**Passage given**.
Update, 11/13: The measure has passed.

Update, 11/11: The Seattle Times reported on Saturday evening that backers of the Washington charter school measure, Initiative 1240, had claimed victory. Opponents of the measure had not conceded, and vote-counting will continue. As of Saturday, there were around 400,000 ballots left to count statewide -- including 130,000 in King County, which has been trending against the measure -- and the "yes" side led by 43,860 votes.

There's one in Arizona that offers horsemanship and equine science classes. There's a bilingual one in California, seven miles from the border with Tijuana, that flies flags from the alma maters of teachers and alumni to encourage current students. There's a whole network of them in Detroit designed especially to help homeless and at-risk kids.

Some of these schools use progressive teaching methods, like Waldorf or Montessori, that emphasize imagination or autonomy. Others have very strict rules about obedience, attendance, and parent involvement. Some struggle because they're poorly managed, or because they serve difficult-to-help communities. Others stand among the best and most innovative schools in the country, or send kids from troubled neighborhoods to top colleges. They couldn't be more different -- except that all are public schools, privately managed but funded by taxpayers.

**Records**.
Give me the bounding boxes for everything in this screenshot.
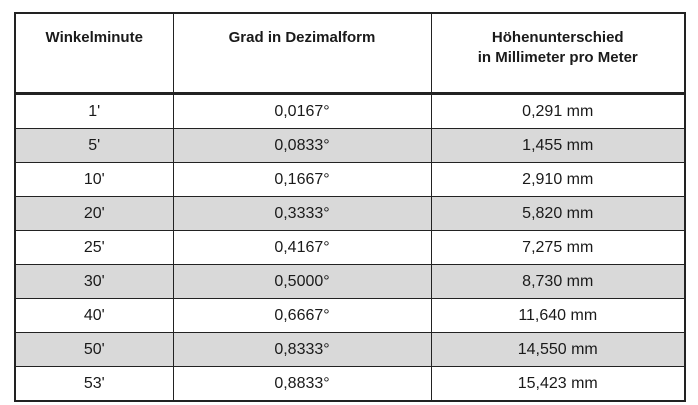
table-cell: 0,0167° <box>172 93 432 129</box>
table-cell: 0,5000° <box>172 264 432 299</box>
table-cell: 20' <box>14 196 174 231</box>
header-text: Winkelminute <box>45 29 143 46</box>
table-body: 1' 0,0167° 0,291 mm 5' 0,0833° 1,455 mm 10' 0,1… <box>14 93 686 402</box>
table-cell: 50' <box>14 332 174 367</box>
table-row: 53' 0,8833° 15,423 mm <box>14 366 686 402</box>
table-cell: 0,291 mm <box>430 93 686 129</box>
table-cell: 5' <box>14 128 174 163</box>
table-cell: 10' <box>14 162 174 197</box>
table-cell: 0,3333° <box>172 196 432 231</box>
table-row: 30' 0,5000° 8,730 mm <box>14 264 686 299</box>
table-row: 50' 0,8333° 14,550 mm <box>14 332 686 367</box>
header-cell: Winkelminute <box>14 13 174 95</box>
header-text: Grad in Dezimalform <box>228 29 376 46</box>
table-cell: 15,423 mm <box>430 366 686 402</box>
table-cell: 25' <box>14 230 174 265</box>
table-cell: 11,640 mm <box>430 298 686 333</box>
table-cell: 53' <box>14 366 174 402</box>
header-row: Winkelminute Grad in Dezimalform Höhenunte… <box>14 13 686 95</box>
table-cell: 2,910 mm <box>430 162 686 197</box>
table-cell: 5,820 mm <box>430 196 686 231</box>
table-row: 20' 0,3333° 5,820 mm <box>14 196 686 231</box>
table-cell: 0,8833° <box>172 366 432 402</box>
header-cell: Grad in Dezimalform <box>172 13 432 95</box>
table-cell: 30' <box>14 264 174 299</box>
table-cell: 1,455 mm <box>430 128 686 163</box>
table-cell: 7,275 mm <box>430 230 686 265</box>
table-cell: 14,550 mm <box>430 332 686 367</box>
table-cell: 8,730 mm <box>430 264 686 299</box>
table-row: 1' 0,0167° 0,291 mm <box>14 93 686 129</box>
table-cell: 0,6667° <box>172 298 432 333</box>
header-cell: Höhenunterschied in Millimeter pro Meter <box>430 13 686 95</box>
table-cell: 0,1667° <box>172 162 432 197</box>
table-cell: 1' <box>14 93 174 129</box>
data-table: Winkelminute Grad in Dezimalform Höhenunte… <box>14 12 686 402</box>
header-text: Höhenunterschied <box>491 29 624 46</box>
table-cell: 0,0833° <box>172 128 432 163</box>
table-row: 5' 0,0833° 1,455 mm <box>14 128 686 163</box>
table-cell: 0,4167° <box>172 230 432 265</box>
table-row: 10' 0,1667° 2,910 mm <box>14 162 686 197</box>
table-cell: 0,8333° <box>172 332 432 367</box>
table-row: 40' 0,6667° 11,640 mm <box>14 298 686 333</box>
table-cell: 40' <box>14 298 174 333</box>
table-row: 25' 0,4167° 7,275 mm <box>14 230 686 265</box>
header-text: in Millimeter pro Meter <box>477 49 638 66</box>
...
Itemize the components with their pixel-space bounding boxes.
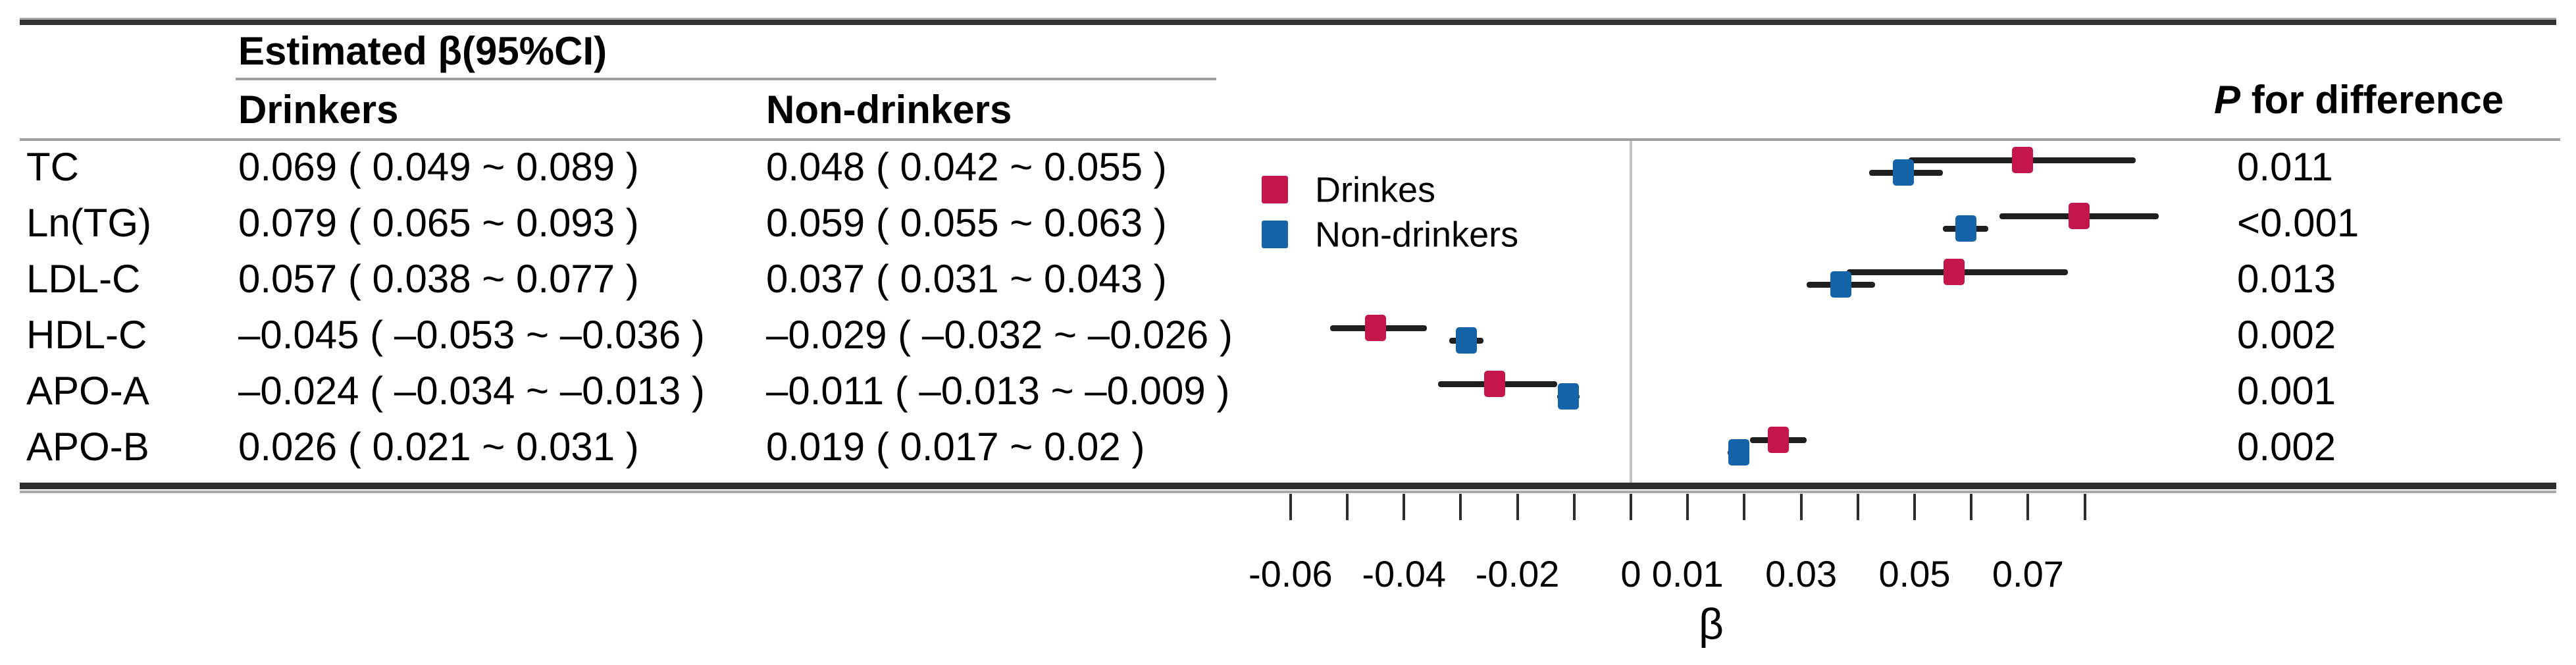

**What you will do**.
A: Transcribe the entries word for word, from the line containing "Give me the" through the line containing "table-cell: 0,1667° <box>172", including both of those lines, and leave the pictures out.
B: Write the next part of the passage on charter schools, picking up after its last sentence.

**Responses to the tasks**.
A:
Give me the bounding boxes for everything in this screenshot.
table-cell: 0,0167° <box>172 93 432 129</box>
table-cell: 0,5000° <box>172 264 432 299</box>
table-cell: 20' <box>14 196 174 231</box>
header-text: Winkelminute <box>45 29 143 46</box>
table-body: 1' 0,0167° 0,291 mm 5' 0,0833° 1,455 mm 10' 0,1… <box>14 93 686 402</box>
table-cell: 50' <box>14 332 174 367</box>
table-row: 53' 0,8833° 15,423 mm <box>14 366 686 402</box>
table-cell: 0,291 mm <box>430 93 686 129</box>
table-cell: 5' <box>14 128 174 163</box>
table-cell: 10' <box>14 162 174 197</box>
table-cell: 0,3333° <box>172 196 432 231</box>
table-row: 30' 0,5000° 8,730 mm <box>14 264 686 299</box>
table-row: 50' 0,8333° 14,550 mm <box>14 332 686 367</box>
header-cell: Winkelminute <box>14 13 174 95</box>
header-text: Grad in Dezimalform <box>228 29 376 46</box>
table-cell: 15,423 mm <box>430 366 686 402</box>
table-cell: 25' <box>14 230 174 265</box>
table-cell: 11,640 mm <box>430 298 686 333</box>
table-cell: 53' <box>14 366 174 402</box>
header-row: Winkelminute Grad in Dezimalform Höhenunte… <box>14 13 686 95</box>
table-cell: 2,910 mm <box>430 162 686 197</box>
table-cell: 5,820 mm <box>430 196 686 231</box>
table-row: 20' 0,3333° 5,820 mm <box>14 196 686 231</box>
table-cell: 0,8833° <box>172 366 432 402</box>
header-cell: Grad in Dezimalform <box>172 13 432 95</box>
table-cell: 30' <box>14 264 174 299</box>
table-cell: 1,455 mm <box>430 128 686 163</box>
table-cell: 7,275 mm <box>430 230 686 265</box>
table-cell: 14,550 mm <box>430 332 686 367</box>
table-cell: 8,730 mm <box>430 264 686 299</box>
table-row: 1' 0,0167° 0,291 mm <box>14 93 686 129</box>
table-cell: 0,6667° <box>172 298 432 333</box>
header-cell: Höhenunterschied in Millimeter pro Meter <box>430 13 686 95</box>
table-cell: 0,1667° <box>172 162 432 197</box>

B:
Here's an unexpected result of Tuesday's election: Charter schools may have ended up being the most controversial issue of the 2012 vote.

Americans spent a lot of time preparing themselves for weeks or months of conflict over the results of the presidential election or over ballot initiatives on marijuana, gay marriage, and the death penalty. It turns out that preparation was unnecessary: All of those results were definitive. One of the only election day outcomes that's still disputed is the result of a Washington state referendum on whether to allow charter schools. Right now, it looks like the "for" side has an edge, but it's close enough that every ballot will be counted before the vote is called. (Georgia passed a similar measure with a decisive 59 percent "yes" vote that some attributed to President Obama's support for the measure.)

Charter schools get what in many respects looks like a sweet deal: They take state money (to varying degrees, depending on the state and the school), but don't face the same restrictions on calendars, curricula, and pedagogical approach that regular public schools do. They're privately run and managed; state governments generally hold them accountable for student performance with a combination of achievement tests and curricular outlines. The outlines tend to be inclusive rather than exclusive. A school may be obligated to teach basic subjects like chemistry, English literature, and math, but it generally won't be prohibited or discouraged from adding extra subjects, some of which can be pretty esoteric by the standards of a grade-school curriculum (like the equine science thing). Schools that do well keep their public funding and sometimes receive more. Schools that do badly are placed on some form of probation and, occasionally, lose their public backing.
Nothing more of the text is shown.